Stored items
-------------------------
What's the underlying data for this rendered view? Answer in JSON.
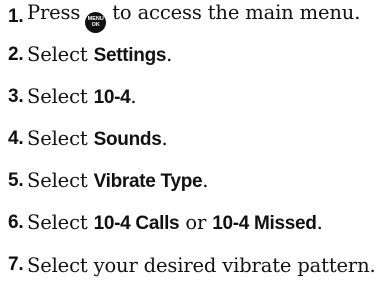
{
  "steps": [
    {
      "number": "1.",
      "segments": [
        {
          "text": "Press",
          "bold": false
        },
        {
          "icon": "menu-ok-key-icon",
          "lines": [
            "MENU",
            "OK"
          ]
        },
        {
          "text": "to access the main menu.",
          "bold": false
        }
      ]
    },
    {
      "number": "2.",
      "segments": [
        {
          "text": "Select ",
          "bold": false
        },
        {
          "text": "Settings",
          "bold": true
        },
        {
          "text": ".",
          "bold": false
        }
      ]
    },
    {
      "number": "3.",
      "segments": [
        {
          "text": "Select ",
          "bold": false
        },
        {
          "text": "10-4",
          "bold": true
        },
        {
          "text": ".",
          "bold": false
        }
      ]
    },
    {
      "number": "4.",
      "segments": [
        {
          "text": "Select ",
          "bold": false
        },
        {
          "text": "Sounds",
          "bold": true
        },
        {
          "text": ".",
          "bold": false
        }
      ]
    },
    {
      "number": "5.",
      "segments": [
        {
          "text": "Select ",
          "bold": false
        },
        {
          "text": "Vibrate Type",
          "bold": true
        },
        {
          "text": ".",
          "bold": false
        }
      ]
    },
    {
      "number": "6.",
      "segments": [
        {
          "text": "Select ",
          "bold": false
        },
        {
          "text": "10-4 Calls",
          "bold": true
        },
        {
          "text": " or ",
          "bold": false
        },
        {
          "text": "10-4 Missed",
          "bold": true
        },
        {
          "text": ".",
          "bold": false
        }
      ]
    },
    {
      "number": "7.",
      "segments": [
        {
          "text": "Select your desired vibrate pattern.",
          "bold": false
        }
      ]
    }
  ]
}
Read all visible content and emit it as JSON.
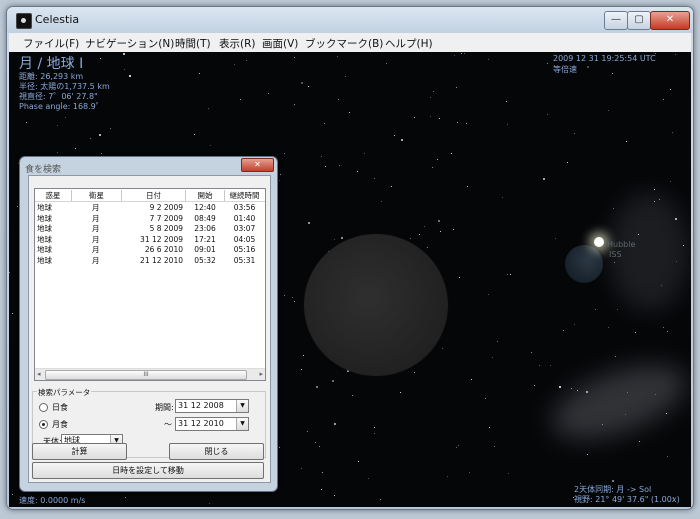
{
  "window": {
    "title": "Celestia",
    "min_icon": "minimize-icon",
    "max_icon": "maximize-icon",
    "close_icon": "close-icon",
    "min_glyph": "—",
    "max_glyph": "▢",
    "close_glyph": "✕"
  },
  "menu": [
    "ファイル(F)",
    "ナビゲーション(N)",
    "時間(T)",
    "表示(R)",
    "画面(V)",
    "ブックマーク(B)",
    "ヘルプ(H)"
  ],
  "overlay": {
    "object_title": "月 / 地球 I",
    "distance": "距離: 26,293 km",
    "radius": "半径: 太陽の1,737.5 km",
    "apparent_diameter": "視直径: 7゜06' 27.8\"",
    "phase_angle": "Phase angle: 168.9゜",
    "datetime": "2009 12 31 19:25:54 UTC",
    "time_rate": "等倍速",
    "speed": "速度: 0.0000 m/s",
    "sync_mode": "2天体同期: 月 -> Sol",
    "fov": "視野: 21° 49' 37.6\" (1.00x)",
    "label_hubble": "Hubble",
    "label_iss": "ISS"
  },
  "dialog": {
    "title": "食を検索",
    "close_glyph": "✕",
    "columns": [
      "惑星",
      "衛星",
      "日付",
      "開始",
      "継続時間"
    ],
    "rows": [
      [
        "地球",
        "月",
        "9 2 2009",
        "12:40",
        "03:56"
      ],
      [
        "地球",
        "月",
        "7 7 2009",
        "08:49",
        "01:40"
      ],
      [
        "地球",
        "月",
        "5 8 2009",
        "23:06",
        "03:07"
      ],
      [
        "地球",
        "月",
        "31 12 2009",
        "17:21",
        "04:05"
      ],
      [
        "地球",
        "月",
        "26 6 2010",
        "09:01",
        "05:16"
      ],
      [
        "地球",
        "月",
        "21 12 2010",
        "05:32",
        "05:31"
      ]
    ],
    "scroll_left": "◂",
    "scroll_right": "▸",
    "scroll_thumb": "III",
    "params_label": "検索パラメータ",
    "solar_label": "日食",
    "lunar_label": "月食",
    "period_label": "期間:",
    "start_date": "31 12 2008",
    "tilde": "～",
    "end_date": "31 12 2010",
    "body_label": "天体:",
    "body_value": "地球",
    "dropdown_glyph": "▼",
    "compute_button": "計算",
    "close_button": "閉じる",
    "goto_button": "日時を設定して移動"
  }
}
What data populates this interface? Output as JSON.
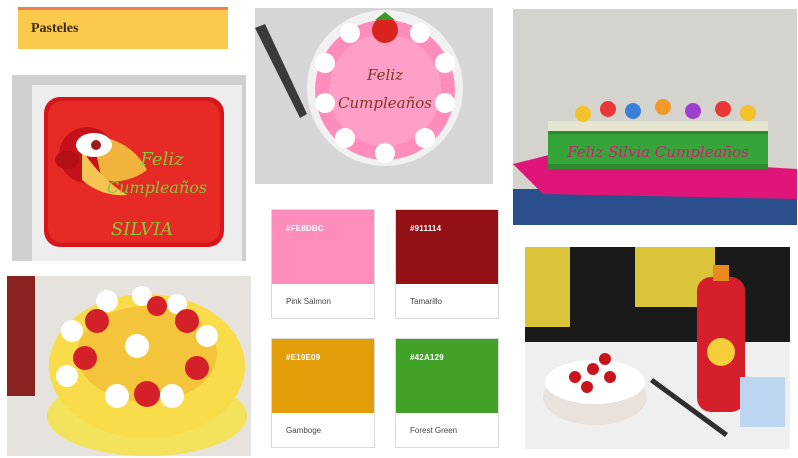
{
  "title": "Pasteles",
  "photos": {
    "red_cake": {
      "cake_text": [
        "Feliz",
        "Cumpleaños",
        "SILVIA"
      ]
    },
    "pink_cake": {
      "cake_text": [
        "Feliz",
        "Cumpleaños"
      ]
    },
    "long_cake": {
      "cake_text": "Feliz Silvia Cumpleaños"
    },
    "peach_cake": {},
    "party": {}
  },
  "palette": [
    {
      "hex": "#FE8DBC",
      "name": "Pink Salmon",
      "color": "#FE8DBC"
    },
    {
      "hex": "#911114",
      "name": "Tamarillo",
      "color": "#911114"
    },
    {
      "hex": "#E19E09",
      "name": "Gamboge",
      "color": "#E19E09"
    },
    {
      "hex": "#42A129",
      "name": "Forest Green",
      "color": "#42A129"
    }
  ]
}
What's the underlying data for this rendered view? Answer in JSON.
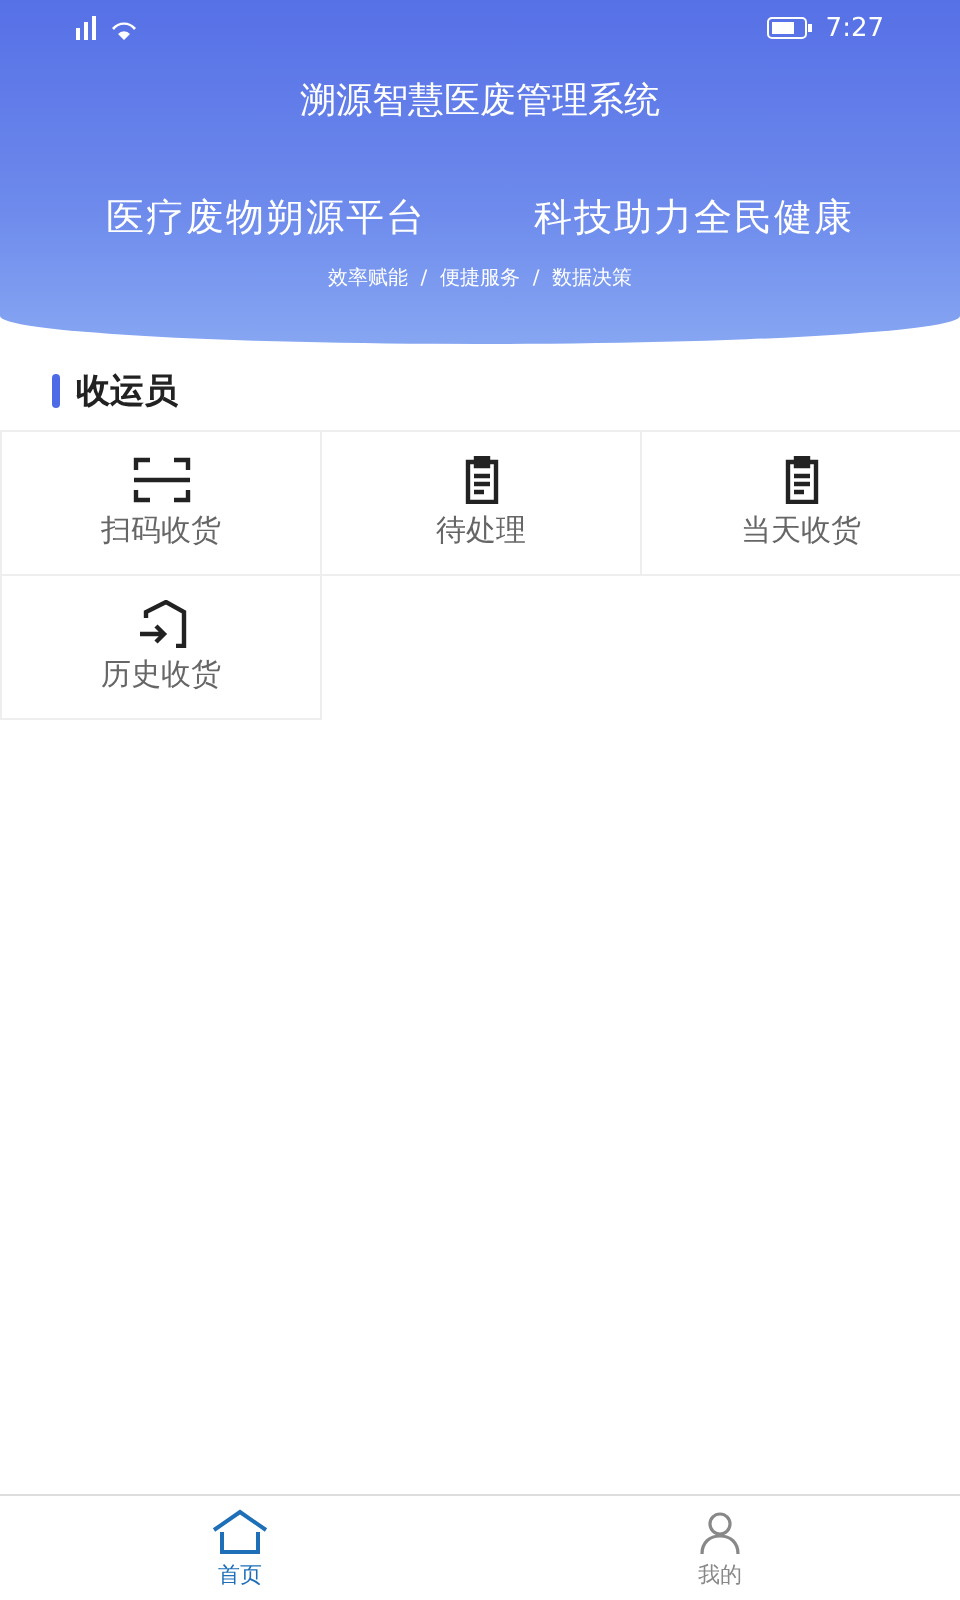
{
  "status_bar": {
    "time": "7:27"
  },
  "header": {
    "title": "溯源智慧医废管理系统",
    "slogan_left": "医疗废物朔源平台",
    "slogan_right": "科技助力全民健康",
    "tagline": "效率赋能  /  便捷服务  /  数据决策"
  },
  "section": {
    "title": "收运员"
  },
  "tiles": [
    {
      "kind": "scan",
      "label": "扫码收货"
    },
    {
      "kind": "clipboard",
      "label": "待处理"
    },
    {
      "kind": "clipboard",
      "label": "当天收货"
    },
    {
      "kind": "history",
      "label": "历史收货"
    }
  ],
  "tab_bar": [
    {
      "kind": "home",
      "label": "首页",
      "selected": true
    },
    {
      "kind": "user",
      "label": "我的",
      "selected": false
    }
  ]
}
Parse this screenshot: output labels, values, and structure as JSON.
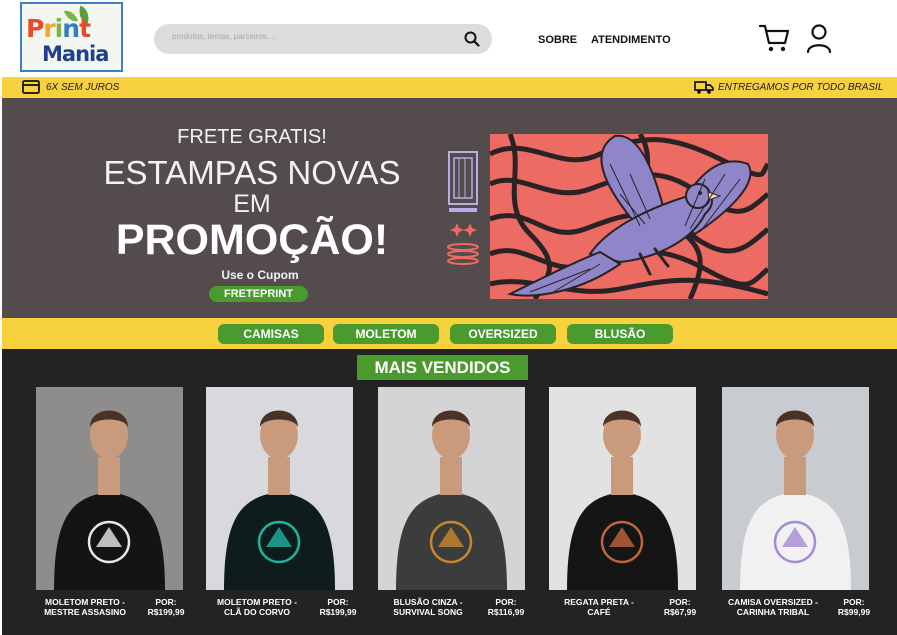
{
  "header": {
    "logo": {
      "line1": "Print",
      "line2": "Mania"
    },
    "search_placeholder": "produtos, temas, parceiros....",
    "nav": {
      "about": "SOBRE",
      "support": "ATENDIMENTO"
    },
    "icons": {
      "search": "search-icon",
      "cart": "cart-icon",
      "user": "user-icon"
    }
  },
  "info_bar": {
    "installments": "6X SEM JUROS",
    "shipping": "ENTREGAMOS POR TODO BRASIL"
  },
  "hero": {
    "line1": "FRETE GRATIS!",
    "line2": "ESTAMPAS NOVAS",
    "line3": "EM",
    "line4": "PROMOÇÃO!",
    "coupon_label": "Use o Cupom",
    "coupon_code": "FRETEPRINT"
  },
  "categories": [
    "CAMISAS",
    "MOLETOM",
    "OVERSIZED",
    "BLUSÃO"
  ],
  "section_title": "MAIS VENDIDOS",
  "products": [
    {
      "name1": "MOLETOM PRETO -",
      "name2": "MESTRE ASSASINO",
      "price_label": "POR:",
      "price": "R$199,99",
      "garment": "#141414",
      "print": "#e8e8e8",
      "bg": "#8f8c8c"
    },
    {
      "name1": "MOLETOM PRETO -",
      "name2": "CLÃ DO CORVO",
      "price_label": "POR:",
      "price": "R$199,99",
      "garment": "#0f1c1c",
      "print": "#1fb3a0",
      "bg": "#d7d9dc"
    },
    {
      "name1": "BLUSÃO CINZA  -",
      "name2": "SURVIVAL SONG",
      "price_label": "POR:",
      "price": "R$116,99",
      "garment": "#3b3d3d",
      "print": "#c9862a",
      "bg": "#d4d4d4"
    },
    {
      "name1": "REGATA PRETA -",
      "name2": "CAFÉ",
      "price_label": "POR:",
      "price": "R$67,99",
      "garment": "#151515",
      "print": "#c0643a",
      "bg": "#e2e2e2"
    },
    {
      "name1": "CAMISA OVERSIZED -",
      "name2": "CARINHA TRIBAL",
      "price_label": "POR:",
      "price": "R$99,99",
      "garment": "#f1f1f1",
      "print": "#a58bd6",
      "bg": "#c8ccd0"
    }
  ],
  "colors": {
    "brand_green": "#4a9a2e",
    "brand_yellow": "#f7d23e",
    "hero_bg": "#544c4c",
    "dark_bg": "#222322",
    "art_red": "#ec6b63",
    "art_purple": "#8f86c9"
  }
}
-------------------------
*WHAT THIS TASK INVOLVES*
Above are several records. Count the lines among them that contain "kind" and give only the total.

*OUTPUT FOR THIS TASK*
6